TaskWarrior's interactive terminal frontend
Project description
TWC - TaskWarrior Controller (previously TaskWarrior Curses) is interactive terminal frontend for task and TODO manager - TaskWarrior.
For full documentation please refer to the User Manual.
Features
agendas - display several filters on a single screen simultaneously (influenced by org-mode)
create, modify, delete, annotate tasks
bulk edits: select arbitrary tasks and modify them all at the same time
autocomplete and tab-complete writing task descriptions, annotations, tags etc.
styling and task formatting (with HTML-like markup)
tasks and sub-tasks grouping (influenced by taskwiki)
synchronize tasks with task server
status line showing arbitrary informations
configurable key bindings
search and incremental search of tasks - search can be case-sensitive, case-insensitive or smart-case (case sensitivite only when there are upper case characters in searched term)
history of commands (scrolled with up and down arrows)
Introduction
TWC works with a concept of “agendas” influenced and borrowed from the mighty org-mode. Agenda is basically a view of several TaskWarrior filters (called blocks) displayed on a single screen simultaneously. You can jump between blocks and single tasks.
To add agenda, first create a configuration file inside ~/.config/twc/config.py. It is a regular Python file with exposed variable c which references a configuration object. You can add new blocks like that:
c.add_block(
agenda='My Agenda',
title='Next Tasks',
filter='status:pending',
sort='priority+,urgency-')
c.add_block(
agenda='My Agenda',
title='Projects',
filter='-WAITING and (+BLOCKING or +BLOCKED) and -INSTANCE',
sort='project-,priority-,order+,urgency-',
format='* {description}<info>{tags}</info>')
Style and colors
TWC can be styled in any way you want. To change its colors use c.set_style():
c.set_style('highlight', 'bg:ansiblue bold')
c.set_style('error', 'fg:white bg:red')
Style examples:
fg:white (white foreground, named color)
bg:#000000 (black background, hexadecimal notation)
bold italic underline blink reverse hidden (supported style flags)
Any style name can be used in task formatting. Some interface elements however use specific style names.
Task Format
Block’s format (format) is a mix of Python’s string format and HTML-like markup.
You can use any TaskWarrior’s attribute name as format’s placeholder and it will be displayed if present.
<sr left=" ["> right="] ">{id}</sr>{description}
Some additional markup can be added to the tasks. The following tags are available:
<sr left="[", right="]>text</sr>: surrounds text with left and right.
<ind value="A">text</ind>: if there is any text inside a tag, it will be replaced with value. It’s particularily useful for indicating that some task’s property is present, without displaying it (like long list of annotations): <sr left="[" right="]"><ind value="A">{annotations}</ind></sr>
Key bindings
By default you can navigate with arrows or vim-style j and k. Exit TWC with q.
You can bind and unbind keys with c.bind(key, command) and c.unbind(key). Refer to User Manual for a list of commands and other default key bindings.

RECORDED DATA
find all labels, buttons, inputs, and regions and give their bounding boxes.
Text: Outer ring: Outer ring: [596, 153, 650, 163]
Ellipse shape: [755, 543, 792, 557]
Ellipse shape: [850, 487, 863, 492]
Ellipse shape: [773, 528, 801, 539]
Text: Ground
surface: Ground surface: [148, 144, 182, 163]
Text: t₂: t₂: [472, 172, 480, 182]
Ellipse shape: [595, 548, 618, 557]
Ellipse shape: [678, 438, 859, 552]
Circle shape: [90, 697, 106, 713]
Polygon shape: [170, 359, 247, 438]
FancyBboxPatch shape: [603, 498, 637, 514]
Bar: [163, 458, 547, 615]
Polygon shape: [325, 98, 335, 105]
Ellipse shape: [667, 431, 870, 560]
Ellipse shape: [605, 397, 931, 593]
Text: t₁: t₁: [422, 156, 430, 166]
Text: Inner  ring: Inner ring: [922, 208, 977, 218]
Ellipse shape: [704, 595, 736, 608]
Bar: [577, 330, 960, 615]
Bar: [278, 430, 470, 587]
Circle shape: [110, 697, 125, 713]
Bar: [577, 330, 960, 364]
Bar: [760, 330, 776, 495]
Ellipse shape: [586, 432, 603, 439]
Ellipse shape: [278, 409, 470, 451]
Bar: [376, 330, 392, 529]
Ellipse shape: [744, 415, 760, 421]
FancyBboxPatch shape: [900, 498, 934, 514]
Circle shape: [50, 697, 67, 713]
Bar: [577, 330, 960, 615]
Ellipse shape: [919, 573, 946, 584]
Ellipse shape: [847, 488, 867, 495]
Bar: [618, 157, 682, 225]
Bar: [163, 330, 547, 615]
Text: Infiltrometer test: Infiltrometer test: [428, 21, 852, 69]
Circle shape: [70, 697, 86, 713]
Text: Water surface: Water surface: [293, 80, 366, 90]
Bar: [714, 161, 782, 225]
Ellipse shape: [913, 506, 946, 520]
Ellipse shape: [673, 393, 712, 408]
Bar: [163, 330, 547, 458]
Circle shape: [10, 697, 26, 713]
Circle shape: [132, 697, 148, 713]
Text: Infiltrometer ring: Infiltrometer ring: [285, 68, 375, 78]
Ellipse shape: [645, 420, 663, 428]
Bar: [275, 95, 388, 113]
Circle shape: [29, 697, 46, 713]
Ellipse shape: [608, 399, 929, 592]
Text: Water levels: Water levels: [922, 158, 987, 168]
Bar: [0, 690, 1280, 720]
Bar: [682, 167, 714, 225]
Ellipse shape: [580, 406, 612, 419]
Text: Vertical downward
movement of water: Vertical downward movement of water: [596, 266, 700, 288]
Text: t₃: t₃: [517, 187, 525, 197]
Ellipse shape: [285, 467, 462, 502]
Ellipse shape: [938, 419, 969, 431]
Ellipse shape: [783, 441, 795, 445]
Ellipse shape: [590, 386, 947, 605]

BRIEF A
From the TWC project page, quote the part that opens with the words containing "history of commands" and closes with "and single tasks.".
BRIEF B
According to the TWC project page, what name is given to the TaskWarrior filters that an agenda shows together on one screen?
Answer using only the TWC project page, not the listing.

WRITTEN RESPONSE A
history of commands (scrolled with up and down arrows)
Introduction
TWC works with a concept of “agendas” influenced and borrowed from the mighty org-mode. Agenda is basically a view of several TaskWarrior filters (called blocks) displayed on a single screen simultaneously. You can jump between blocks and single tasks.

WRITTEN RESPONSE B
They are called blocks.